■ TASK DIRECTIONS
Pick out every line in the data below that holds "Edge".
━━━━━ RECORDS FOR THIS EXERCISE ━━━━━
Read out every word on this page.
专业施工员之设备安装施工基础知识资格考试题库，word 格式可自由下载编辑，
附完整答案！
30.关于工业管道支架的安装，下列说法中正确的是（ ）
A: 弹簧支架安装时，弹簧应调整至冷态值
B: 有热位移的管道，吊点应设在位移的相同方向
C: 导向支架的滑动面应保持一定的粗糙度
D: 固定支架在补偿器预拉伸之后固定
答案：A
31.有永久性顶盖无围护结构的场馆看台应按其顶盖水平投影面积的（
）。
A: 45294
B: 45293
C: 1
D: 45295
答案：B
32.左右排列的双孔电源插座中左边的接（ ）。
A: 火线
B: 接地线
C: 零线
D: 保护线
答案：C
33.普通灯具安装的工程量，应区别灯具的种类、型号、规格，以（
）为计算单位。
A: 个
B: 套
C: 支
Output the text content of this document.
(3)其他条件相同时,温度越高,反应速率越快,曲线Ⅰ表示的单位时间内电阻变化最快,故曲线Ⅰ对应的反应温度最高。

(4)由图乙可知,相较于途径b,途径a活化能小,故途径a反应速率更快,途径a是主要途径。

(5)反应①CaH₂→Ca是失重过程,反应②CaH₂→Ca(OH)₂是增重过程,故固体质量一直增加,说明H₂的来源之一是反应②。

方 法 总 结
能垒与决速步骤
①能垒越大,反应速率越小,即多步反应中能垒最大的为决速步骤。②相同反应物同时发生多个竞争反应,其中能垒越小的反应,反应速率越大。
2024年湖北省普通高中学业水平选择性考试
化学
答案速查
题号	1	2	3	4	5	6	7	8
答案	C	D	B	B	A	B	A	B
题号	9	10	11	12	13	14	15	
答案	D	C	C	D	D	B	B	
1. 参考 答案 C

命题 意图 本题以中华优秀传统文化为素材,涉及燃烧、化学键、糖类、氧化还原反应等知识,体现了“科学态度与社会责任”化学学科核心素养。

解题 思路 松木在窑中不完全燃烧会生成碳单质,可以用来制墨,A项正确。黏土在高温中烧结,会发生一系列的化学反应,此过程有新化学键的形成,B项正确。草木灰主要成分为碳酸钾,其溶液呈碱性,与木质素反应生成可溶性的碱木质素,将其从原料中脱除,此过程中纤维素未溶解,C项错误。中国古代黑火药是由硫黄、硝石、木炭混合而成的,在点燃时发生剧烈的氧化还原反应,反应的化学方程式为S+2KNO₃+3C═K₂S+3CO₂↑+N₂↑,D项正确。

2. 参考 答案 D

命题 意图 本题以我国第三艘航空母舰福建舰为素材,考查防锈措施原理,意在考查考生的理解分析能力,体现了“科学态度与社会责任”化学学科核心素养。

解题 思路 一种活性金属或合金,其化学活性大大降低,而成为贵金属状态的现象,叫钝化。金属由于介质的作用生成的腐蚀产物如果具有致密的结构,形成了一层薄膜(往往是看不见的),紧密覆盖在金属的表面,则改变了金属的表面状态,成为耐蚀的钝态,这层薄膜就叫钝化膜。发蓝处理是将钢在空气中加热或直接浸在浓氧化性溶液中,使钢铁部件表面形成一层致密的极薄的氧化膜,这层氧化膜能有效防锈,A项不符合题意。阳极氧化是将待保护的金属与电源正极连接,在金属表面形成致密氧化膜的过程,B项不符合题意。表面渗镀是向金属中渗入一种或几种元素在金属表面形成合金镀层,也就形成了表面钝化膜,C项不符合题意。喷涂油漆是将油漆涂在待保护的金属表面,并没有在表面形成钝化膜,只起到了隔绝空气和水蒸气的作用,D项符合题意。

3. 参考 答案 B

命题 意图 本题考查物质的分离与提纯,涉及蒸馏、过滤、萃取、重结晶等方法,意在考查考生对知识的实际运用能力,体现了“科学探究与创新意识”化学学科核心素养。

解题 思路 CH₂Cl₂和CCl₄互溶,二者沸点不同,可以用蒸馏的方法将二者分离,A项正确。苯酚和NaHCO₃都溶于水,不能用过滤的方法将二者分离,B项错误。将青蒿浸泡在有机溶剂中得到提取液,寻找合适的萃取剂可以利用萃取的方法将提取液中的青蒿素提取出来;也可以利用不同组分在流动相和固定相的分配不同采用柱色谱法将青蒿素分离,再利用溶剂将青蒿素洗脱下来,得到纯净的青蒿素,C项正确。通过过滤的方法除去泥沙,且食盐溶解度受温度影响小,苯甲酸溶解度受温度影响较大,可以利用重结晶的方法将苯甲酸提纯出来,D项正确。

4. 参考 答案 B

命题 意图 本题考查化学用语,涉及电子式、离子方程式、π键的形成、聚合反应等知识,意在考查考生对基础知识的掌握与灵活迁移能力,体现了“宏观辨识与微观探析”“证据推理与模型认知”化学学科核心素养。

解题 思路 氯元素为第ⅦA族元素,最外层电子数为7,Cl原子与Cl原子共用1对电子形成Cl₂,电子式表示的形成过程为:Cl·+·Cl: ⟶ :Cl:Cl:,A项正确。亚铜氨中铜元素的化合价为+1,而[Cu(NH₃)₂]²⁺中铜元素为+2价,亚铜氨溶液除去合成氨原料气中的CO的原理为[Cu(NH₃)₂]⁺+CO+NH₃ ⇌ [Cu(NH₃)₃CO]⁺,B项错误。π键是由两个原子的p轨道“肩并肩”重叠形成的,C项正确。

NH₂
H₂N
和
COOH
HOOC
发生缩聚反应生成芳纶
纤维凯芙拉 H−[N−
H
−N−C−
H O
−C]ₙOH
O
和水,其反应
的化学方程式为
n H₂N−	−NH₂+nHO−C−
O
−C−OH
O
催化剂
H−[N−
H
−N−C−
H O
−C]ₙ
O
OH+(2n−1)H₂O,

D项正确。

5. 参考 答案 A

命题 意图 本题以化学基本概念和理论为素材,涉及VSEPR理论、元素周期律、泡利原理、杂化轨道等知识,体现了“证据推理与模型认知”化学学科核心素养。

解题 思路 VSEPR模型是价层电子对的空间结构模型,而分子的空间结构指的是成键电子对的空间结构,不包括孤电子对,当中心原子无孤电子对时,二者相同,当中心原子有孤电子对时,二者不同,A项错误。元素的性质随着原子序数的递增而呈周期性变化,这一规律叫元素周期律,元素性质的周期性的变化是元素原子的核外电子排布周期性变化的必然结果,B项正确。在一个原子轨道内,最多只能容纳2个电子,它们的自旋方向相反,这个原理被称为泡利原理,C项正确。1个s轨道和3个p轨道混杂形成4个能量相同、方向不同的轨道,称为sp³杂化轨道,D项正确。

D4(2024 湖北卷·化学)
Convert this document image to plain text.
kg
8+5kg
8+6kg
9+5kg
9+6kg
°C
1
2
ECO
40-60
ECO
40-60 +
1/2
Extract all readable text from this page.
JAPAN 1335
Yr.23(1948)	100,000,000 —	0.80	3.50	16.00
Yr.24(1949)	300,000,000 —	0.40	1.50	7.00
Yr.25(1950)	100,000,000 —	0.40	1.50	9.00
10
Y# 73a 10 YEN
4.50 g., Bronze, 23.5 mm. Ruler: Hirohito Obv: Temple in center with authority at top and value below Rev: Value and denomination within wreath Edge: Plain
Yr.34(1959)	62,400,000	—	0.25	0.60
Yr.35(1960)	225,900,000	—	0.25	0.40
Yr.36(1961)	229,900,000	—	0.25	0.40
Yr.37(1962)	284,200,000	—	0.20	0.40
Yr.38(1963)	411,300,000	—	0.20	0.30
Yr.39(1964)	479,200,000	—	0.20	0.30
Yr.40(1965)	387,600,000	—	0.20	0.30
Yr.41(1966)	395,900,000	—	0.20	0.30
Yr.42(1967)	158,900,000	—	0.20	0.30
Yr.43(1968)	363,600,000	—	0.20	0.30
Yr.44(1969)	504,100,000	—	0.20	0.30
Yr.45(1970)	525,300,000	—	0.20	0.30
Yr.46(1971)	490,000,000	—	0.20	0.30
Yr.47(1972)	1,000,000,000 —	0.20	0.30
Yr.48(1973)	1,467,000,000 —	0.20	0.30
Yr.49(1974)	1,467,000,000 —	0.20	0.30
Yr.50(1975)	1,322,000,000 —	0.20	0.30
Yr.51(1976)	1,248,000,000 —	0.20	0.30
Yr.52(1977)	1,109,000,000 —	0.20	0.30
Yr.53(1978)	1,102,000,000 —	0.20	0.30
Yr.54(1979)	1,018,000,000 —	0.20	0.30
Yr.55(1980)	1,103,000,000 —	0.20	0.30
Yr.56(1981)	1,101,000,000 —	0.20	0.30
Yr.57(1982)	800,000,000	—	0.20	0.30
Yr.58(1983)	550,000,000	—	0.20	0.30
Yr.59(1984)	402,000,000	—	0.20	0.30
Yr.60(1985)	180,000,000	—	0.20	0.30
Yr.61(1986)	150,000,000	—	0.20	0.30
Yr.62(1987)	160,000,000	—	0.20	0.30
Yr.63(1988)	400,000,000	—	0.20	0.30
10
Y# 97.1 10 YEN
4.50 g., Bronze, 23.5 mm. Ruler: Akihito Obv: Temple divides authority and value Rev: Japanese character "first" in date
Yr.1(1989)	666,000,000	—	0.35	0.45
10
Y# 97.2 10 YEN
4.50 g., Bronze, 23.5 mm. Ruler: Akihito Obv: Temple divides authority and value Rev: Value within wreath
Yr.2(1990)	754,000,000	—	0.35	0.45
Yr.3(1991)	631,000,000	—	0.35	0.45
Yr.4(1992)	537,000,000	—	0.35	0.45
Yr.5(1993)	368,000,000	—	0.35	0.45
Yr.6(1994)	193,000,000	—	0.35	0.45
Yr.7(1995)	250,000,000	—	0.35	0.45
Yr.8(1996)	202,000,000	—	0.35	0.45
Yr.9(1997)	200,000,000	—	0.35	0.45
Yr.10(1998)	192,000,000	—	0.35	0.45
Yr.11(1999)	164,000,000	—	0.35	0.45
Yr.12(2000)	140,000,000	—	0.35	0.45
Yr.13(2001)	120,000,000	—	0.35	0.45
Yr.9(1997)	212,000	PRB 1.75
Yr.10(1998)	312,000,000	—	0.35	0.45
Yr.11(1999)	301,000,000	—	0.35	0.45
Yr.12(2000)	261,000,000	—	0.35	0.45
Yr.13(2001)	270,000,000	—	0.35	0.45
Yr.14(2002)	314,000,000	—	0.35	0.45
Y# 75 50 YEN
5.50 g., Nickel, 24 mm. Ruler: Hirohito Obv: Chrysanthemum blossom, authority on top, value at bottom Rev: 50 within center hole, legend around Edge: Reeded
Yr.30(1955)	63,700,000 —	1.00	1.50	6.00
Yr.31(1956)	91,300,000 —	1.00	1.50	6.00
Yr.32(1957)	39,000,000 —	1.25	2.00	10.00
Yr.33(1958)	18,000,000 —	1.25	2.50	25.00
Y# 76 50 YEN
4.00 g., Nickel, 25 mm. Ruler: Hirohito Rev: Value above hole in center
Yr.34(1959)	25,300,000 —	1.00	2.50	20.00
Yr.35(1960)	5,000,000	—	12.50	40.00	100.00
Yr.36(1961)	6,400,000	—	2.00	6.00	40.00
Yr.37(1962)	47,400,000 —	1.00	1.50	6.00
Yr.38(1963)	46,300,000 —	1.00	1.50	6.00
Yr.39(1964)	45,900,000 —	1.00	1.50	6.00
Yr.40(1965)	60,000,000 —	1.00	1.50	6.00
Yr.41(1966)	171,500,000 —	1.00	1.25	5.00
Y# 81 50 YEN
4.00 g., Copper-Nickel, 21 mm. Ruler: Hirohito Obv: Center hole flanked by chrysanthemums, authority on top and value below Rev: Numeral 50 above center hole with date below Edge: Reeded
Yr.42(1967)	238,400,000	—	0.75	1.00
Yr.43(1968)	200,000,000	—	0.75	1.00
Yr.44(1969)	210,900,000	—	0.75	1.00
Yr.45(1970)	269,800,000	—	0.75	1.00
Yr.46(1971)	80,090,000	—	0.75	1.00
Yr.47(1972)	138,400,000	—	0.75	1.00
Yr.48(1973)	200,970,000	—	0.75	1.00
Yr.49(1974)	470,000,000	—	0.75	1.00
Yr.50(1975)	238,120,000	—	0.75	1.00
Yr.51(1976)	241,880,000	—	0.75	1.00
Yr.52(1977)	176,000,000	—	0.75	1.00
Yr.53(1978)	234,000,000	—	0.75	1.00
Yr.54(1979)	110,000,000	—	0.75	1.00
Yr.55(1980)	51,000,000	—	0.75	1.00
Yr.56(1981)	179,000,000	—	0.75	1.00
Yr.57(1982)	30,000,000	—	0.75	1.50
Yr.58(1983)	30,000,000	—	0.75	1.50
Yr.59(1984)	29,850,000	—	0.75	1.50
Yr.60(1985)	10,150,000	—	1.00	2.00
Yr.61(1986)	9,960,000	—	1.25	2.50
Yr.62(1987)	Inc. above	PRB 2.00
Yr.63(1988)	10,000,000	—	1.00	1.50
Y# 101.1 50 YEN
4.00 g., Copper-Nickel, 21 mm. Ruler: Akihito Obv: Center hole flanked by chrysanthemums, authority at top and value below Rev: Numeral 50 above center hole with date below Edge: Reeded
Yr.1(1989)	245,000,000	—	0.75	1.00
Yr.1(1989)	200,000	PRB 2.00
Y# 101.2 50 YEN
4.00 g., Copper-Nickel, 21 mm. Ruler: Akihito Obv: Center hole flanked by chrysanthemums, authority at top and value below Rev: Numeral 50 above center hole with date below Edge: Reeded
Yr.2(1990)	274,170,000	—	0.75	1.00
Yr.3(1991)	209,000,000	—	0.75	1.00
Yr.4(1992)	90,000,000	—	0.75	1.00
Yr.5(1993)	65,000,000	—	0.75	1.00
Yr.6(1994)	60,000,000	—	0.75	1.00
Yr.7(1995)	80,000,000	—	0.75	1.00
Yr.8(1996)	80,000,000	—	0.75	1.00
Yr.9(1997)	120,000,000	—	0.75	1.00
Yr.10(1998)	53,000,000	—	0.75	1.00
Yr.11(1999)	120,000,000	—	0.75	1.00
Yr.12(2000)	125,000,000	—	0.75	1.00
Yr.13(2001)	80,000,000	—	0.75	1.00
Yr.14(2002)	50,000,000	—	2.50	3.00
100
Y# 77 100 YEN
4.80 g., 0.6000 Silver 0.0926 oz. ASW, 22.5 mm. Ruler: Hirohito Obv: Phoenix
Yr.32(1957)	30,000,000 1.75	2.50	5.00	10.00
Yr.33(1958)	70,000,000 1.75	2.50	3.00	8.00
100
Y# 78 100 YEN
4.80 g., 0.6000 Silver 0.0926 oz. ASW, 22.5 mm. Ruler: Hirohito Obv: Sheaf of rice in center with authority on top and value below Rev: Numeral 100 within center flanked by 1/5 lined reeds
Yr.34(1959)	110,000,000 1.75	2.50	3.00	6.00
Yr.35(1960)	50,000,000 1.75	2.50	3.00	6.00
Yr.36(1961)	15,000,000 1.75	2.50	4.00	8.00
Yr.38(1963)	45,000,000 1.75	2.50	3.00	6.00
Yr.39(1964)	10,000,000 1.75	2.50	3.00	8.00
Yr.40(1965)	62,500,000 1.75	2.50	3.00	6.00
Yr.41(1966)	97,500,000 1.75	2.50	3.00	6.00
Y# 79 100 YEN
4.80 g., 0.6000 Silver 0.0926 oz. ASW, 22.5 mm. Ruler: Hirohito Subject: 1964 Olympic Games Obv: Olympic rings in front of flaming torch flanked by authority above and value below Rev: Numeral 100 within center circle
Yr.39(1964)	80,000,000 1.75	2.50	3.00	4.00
━━━━━
■ ANSWER TO THE PROBLEM
4.50 g., Bronze, 23.5 mm. Ruler: Hirohito Obv: Temple in center with authority at top and value below Rev: Value and denomination within wreath Edge: Plain
5.50 g., Nickel, 24 mm. Ruler: Hirohito Obv: Chrysanthemum blossom, authority on top, value at bottom Rev: 50 within center hole, legend around Edge: Reeded
4.00 g., Copper-Nickel, 21 mm. Ruler: Hirohito Obv: Center hole flanked by chrysanthemums, authority on top and value below Rev: Numeral 50 above center hole with date below Edge: Reeded
4.00 g., Copper-Nickel, 21 mm. Ruler: Akihito Obv: Center hole flanked by chrysanthemums, authority at top and value below Rev: Numeral 50 above center hole with date below Edge: Reeded
4.00 g., Copper-Nickel, 21 mm. Ruler: Akihito Obv: Center hole flanked by chrysanthemums, authority at top and value below Rev: Numeral 50 above center hole with date below Edge: Reeded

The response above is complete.